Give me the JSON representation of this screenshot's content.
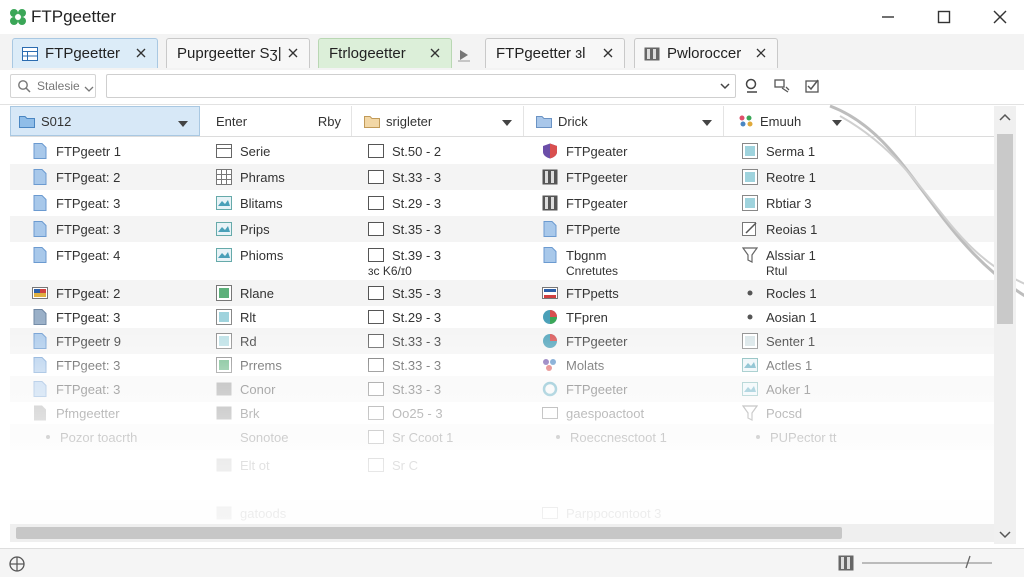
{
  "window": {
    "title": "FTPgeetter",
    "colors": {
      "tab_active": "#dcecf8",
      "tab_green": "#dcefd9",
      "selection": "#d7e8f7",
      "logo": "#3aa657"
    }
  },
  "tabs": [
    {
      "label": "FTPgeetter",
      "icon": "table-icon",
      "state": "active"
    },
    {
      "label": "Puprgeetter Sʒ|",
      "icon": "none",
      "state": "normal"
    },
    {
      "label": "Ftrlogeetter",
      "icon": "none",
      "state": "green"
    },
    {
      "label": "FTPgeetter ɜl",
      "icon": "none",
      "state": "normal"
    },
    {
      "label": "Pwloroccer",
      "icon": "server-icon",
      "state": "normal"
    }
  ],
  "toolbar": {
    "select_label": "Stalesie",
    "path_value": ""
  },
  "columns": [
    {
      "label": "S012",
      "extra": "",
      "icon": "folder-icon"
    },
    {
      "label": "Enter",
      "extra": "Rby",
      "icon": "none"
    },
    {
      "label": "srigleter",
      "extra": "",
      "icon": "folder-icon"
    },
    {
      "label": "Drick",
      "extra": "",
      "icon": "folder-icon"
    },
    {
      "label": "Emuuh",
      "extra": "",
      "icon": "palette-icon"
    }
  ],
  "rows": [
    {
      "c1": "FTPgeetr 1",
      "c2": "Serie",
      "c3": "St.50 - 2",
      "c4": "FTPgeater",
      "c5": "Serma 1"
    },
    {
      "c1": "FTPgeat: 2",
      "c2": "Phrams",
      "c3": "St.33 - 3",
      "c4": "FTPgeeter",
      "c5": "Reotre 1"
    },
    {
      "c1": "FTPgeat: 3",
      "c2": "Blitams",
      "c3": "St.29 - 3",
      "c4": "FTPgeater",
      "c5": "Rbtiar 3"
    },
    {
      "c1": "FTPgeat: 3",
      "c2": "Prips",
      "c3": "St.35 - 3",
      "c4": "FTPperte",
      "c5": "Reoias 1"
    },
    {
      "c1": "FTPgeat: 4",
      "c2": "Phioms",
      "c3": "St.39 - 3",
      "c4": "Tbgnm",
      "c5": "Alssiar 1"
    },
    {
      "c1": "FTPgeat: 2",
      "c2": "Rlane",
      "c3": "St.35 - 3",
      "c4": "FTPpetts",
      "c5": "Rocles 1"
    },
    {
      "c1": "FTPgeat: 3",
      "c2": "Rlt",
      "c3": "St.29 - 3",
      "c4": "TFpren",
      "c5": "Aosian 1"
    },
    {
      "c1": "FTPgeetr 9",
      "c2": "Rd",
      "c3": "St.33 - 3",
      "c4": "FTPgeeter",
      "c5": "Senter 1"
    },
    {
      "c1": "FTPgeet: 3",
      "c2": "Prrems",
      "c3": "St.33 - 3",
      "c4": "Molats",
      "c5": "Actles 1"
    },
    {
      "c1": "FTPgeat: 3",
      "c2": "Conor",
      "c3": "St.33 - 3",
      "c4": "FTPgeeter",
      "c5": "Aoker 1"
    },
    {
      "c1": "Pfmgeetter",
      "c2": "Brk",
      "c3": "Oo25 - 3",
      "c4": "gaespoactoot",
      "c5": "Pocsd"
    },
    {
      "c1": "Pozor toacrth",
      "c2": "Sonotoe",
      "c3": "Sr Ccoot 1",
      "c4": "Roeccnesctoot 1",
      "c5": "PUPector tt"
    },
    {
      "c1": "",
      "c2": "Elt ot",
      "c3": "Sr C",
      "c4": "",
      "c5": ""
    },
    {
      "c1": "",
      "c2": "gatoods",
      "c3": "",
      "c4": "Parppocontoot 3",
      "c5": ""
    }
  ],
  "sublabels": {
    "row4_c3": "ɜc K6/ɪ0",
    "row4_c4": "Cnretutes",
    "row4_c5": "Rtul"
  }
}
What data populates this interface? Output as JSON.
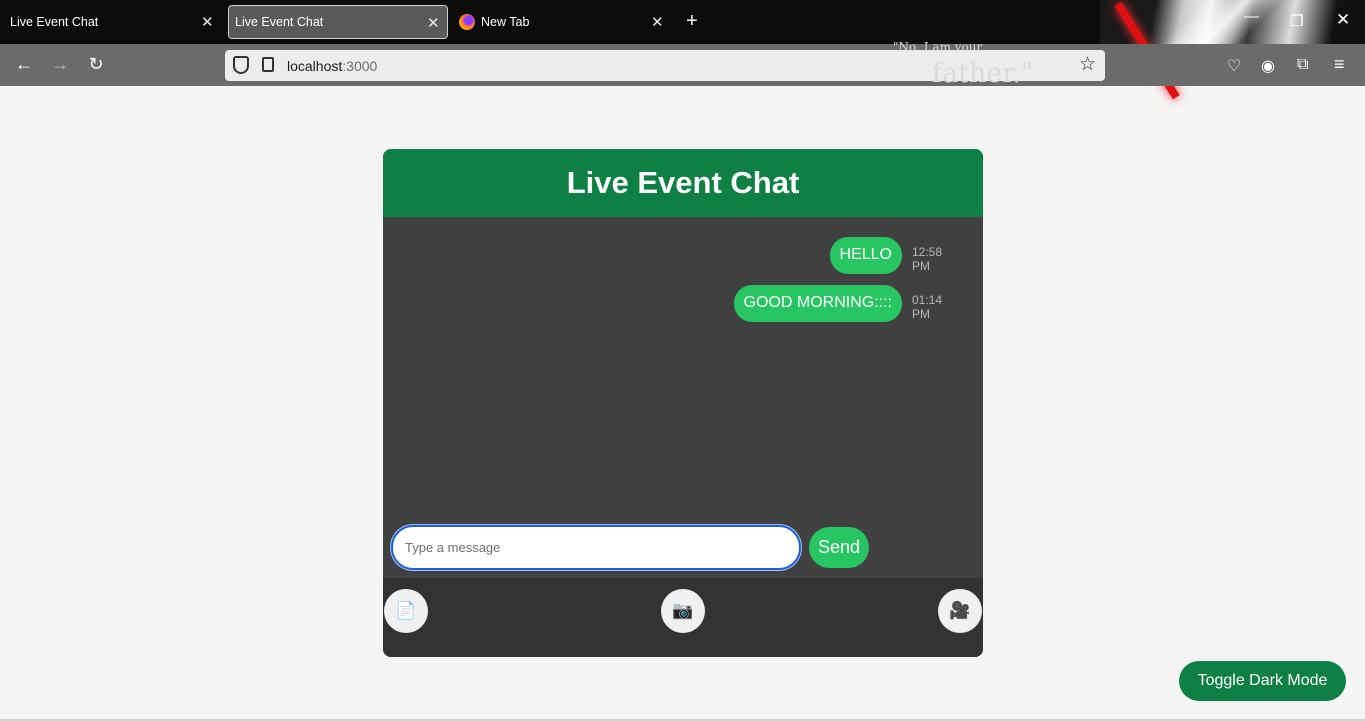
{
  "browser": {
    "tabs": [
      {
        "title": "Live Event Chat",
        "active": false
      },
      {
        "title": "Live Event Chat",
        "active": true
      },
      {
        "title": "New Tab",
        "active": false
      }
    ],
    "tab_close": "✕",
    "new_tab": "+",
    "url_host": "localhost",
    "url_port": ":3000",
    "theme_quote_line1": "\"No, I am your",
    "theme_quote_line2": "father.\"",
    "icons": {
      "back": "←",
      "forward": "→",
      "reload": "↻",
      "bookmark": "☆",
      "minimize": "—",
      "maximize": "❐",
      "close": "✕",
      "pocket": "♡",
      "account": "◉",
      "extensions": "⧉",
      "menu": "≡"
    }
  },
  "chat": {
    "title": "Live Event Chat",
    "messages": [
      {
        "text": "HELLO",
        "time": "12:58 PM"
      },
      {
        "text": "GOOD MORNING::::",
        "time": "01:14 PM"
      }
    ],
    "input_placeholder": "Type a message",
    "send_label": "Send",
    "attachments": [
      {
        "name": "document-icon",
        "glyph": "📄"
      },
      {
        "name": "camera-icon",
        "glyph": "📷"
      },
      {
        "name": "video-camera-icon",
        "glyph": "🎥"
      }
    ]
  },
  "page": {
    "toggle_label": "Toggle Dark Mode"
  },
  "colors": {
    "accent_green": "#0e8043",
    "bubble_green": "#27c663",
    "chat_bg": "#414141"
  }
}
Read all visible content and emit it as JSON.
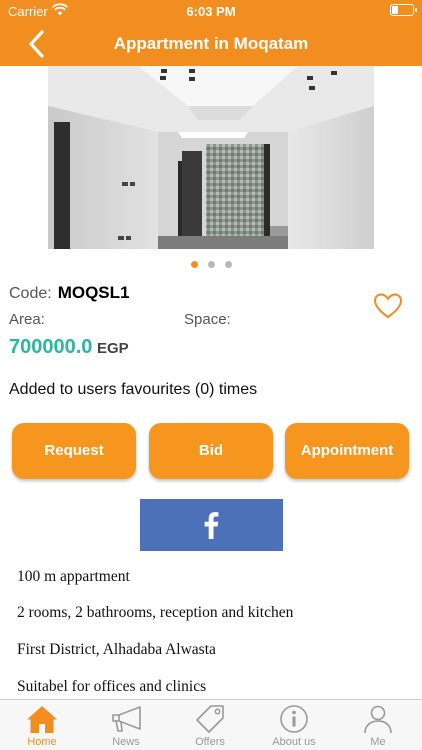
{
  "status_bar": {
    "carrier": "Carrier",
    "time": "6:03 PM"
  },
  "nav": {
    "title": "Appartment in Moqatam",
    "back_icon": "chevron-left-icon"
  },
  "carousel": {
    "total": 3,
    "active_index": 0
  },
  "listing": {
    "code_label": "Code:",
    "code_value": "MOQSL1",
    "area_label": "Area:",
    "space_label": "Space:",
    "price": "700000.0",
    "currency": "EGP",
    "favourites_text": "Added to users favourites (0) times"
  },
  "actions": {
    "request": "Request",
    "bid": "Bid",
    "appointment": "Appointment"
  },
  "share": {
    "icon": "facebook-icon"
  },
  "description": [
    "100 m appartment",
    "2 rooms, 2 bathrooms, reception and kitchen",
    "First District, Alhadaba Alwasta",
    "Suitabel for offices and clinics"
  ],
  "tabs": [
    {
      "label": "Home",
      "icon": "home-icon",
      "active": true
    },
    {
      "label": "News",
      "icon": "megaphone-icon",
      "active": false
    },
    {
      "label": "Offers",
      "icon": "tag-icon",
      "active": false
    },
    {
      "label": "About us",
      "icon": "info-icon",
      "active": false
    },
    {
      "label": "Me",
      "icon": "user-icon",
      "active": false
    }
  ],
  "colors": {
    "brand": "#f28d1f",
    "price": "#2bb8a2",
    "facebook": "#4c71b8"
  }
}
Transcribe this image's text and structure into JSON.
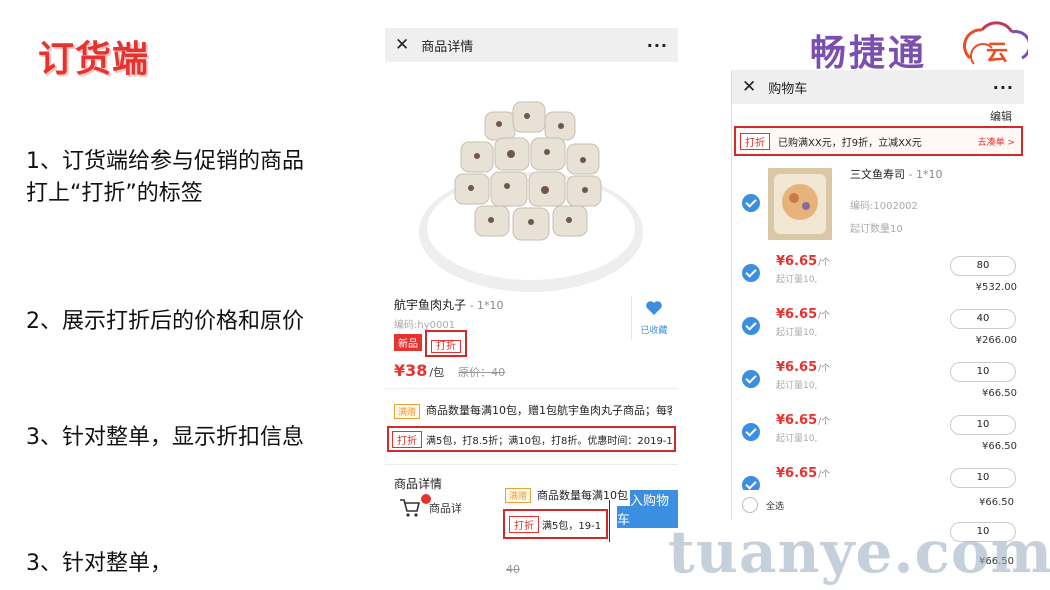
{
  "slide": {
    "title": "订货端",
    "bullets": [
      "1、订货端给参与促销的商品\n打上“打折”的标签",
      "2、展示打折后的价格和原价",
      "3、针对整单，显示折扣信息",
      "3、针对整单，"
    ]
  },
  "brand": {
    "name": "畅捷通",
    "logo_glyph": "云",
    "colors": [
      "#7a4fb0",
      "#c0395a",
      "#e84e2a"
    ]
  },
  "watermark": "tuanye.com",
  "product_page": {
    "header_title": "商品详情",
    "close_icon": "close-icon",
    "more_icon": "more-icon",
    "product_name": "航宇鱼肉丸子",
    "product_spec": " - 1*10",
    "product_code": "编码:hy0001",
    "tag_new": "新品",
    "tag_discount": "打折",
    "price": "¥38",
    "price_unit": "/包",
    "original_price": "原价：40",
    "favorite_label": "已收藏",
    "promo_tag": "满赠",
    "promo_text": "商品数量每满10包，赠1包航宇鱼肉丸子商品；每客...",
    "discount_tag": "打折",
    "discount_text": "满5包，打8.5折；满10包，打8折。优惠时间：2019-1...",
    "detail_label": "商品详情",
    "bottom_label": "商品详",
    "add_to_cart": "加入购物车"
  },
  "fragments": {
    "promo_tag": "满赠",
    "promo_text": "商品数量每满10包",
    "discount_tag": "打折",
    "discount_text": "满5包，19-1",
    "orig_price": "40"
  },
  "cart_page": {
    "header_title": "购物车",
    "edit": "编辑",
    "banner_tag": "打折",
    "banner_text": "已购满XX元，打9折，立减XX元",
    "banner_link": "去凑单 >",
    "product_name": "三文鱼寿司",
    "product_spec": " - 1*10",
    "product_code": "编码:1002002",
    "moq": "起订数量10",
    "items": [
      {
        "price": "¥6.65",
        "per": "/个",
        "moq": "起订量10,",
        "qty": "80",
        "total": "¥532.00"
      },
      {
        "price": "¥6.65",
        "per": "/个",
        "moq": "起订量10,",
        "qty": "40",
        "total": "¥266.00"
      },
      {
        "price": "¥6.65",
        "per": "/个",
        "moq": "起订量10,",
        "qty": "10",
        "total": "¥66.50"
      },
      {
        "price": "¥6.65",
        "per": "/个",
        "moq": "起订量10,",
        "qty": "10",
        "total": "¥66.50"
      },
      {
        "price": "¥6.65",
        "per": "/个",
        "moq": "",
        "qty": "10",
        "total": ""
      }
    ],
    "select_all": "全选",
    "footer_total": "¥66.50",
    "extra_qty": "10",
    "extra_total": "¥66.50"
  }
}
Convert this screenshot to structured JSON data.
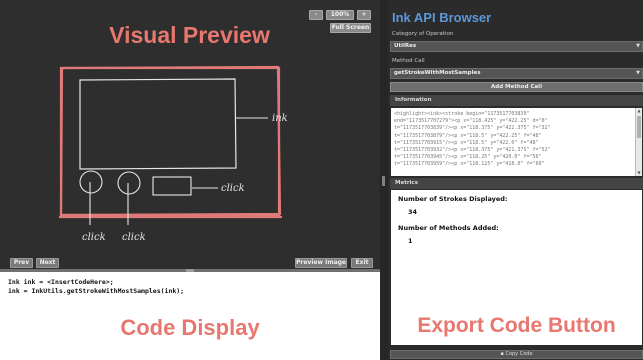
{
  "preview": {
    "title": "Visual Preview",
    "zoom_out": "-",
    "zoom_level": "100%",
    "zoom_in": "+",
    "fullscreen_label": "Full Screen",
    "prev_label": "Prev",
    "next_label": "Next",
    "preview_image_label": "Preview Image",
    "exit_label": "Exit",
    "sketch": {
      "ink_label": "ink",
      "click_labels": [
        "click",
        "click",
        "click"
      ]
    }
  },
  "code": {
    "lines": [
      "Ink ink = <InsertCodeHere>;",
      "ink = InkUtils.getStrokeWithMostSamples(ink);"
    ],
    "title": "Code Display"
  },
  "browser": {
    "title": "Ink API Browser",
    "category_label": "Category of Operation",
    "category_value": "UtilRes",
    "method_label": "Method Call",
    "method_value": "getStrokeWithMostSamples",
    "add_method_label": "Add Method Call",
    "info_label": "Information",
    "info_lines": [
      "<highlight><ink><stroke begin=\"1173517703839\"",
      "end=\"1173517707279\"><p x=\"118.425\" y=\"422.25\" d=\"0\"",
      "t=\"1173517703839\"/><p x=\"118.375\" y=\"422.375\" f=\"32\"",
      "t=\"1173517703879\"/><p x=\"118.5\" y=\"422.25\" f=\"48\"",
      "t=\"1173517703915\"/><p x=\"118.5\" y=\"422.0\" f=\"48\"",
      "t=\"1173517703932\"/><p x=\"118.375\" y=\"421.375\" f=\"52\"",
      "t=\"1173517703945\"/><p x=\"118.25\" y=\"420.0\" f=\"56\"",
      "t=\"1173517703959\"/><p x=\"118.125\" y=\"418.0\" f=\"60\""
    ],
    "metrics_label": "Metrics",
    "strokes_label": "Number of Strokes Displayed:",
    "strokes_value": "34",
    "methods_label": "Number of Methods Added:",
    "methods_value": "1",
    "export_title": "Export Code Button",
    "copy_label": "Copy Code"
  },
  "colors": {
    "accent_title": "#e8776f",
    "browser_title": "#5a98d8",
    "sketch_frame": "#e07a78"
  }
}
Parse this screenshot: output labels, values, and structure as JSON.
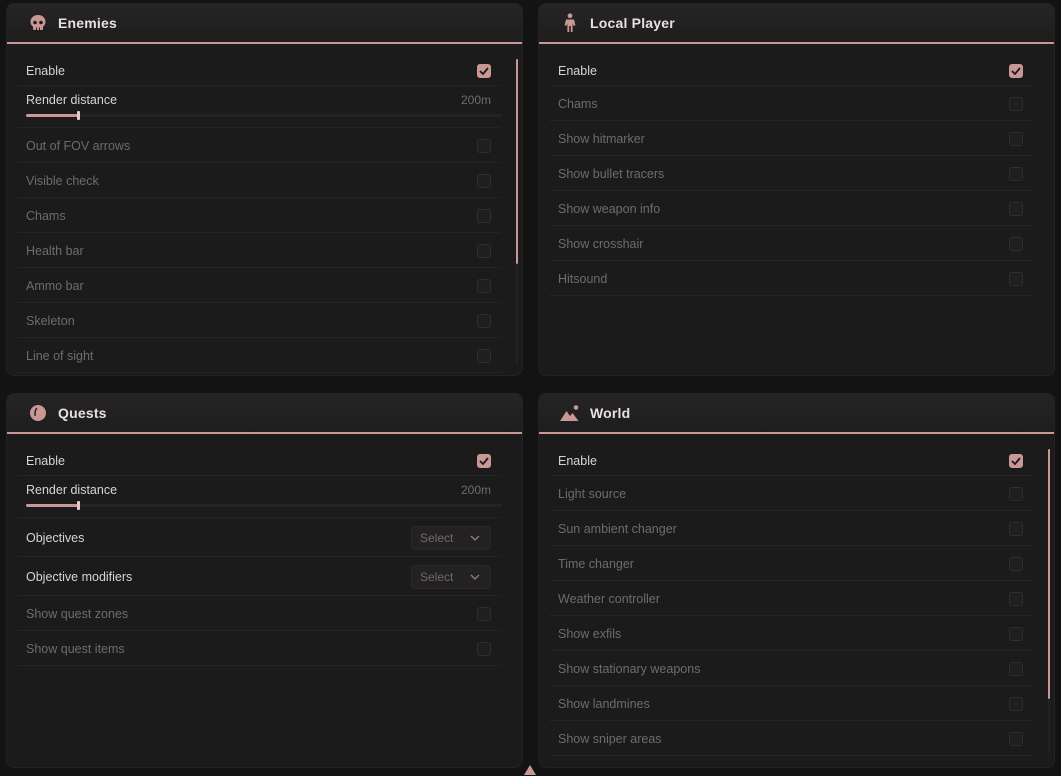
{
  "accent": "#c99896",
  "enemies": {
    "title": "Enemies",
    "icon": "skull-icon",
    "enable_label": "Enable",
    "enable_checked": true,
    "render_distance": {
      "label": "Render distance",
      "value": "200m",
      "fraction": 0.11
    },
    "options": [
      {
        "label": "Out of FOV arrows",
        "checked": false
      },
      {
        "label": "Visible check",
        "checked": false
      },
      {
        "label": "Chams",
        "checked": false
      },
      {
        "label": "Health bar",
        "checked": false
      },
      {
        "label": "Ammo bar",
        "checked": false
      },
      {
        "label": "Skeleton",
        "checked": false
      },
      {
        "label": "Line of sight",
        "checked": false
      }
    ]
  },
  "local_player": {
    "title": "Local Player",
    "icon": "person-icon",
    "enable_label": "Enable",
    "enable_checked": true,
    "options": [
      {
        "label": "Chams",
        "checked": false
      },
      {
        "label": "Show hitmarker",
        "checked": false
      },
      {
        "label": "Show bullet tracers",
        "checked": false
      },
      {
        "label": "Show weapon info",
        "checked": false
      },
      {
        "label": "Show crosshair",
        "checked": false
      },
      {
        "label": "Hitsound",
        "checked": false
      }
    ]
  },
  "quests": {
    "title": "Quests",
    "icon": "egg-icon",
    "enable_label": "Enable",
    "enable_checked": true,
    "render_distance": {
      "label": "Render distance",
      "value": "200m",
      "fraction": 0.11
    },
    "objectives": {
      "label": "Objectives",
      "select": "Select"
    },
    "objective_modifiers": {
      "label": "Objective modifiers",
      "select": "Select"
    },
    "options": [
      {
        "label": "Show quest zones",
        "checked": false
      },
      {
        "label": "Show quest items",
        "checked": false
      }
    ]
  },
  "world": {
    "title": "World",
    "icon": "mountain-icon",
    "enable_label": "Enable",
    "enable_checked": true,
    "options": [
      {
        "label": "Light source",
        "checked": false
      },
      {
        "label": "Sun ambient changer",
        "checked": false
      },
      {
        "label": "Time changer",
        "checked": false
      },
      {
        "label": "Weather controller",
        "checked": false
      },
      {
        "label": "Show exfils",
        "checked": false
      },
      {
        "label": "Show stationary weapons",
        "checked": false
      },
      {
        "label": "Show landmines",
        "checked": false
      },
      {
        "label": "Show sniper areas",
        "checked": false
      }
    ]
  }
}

EXERCISE AIM:
Find every line that holds "Number" and copy it.

COMPLETE RESPONSE:
    "strokes_label": "Number of Strokes Displayed:",
    "methods_label": "Number of Methods Added:",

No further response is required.